**WORK TO BE COMPLETED**
Copy each line below that includes "对齐个位写".

** BEGIN LISTING **

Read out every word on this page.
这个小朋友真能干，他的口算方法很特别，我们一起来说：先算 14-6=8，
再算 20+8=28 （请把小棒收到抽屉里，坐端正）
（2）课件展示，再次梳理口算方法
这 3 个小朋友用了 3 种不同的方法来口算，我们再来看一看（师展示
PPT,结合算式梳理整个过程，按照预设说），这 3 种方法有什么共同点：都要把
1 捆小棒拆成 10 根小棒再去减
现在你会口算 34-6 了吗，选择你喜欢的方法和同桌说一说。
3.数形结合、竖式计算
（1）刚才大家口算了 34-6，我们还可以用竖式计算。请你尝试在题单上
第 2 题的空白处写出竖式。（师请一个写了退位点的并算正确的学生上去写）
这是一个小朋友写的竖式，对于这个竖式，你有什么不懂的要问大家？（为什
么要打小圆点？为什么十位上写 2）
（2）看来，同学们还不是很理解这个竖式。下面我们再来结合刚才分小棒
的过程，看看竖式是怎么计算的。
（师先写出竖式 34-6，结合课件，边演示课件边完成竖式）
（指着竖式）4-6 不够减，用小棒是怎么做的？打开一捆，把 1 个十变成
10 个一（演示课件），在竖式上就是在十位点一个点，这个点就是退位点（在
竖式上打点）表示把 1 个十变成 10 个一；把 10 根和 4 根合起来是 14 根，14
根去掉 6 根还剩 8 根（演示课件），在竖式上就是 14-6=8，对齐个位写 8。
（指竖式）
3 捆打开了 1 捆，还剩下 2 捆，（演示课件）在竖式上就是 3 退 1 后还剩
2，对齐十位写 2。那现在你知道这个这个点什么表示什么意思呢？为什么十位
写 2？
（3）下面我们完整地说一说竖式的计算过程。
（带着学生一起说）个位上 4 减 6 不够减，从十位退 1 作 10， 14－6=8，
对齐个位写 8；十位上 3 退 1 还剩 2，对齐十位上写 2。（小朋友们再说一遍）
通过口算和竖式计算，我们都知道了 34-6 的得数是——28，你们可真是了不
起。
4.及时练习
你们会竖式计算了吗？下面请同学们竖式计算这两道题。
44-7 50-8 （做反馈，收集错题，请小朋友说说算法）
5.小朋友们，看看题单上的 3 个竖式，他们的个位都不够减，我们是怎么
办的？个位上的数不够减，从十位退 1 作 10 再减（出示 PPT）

** END LISTING **

**RESULT OF THIS EXERCISE**
根去掉 6 根还剩 8 根（演示课件），在竖式上就是 14-6=8，对齐个位写 8。
对齐个位写 8；十位上 3 退 1 还剩 2，对齐十位上写 2。（小朋友们再说一遍）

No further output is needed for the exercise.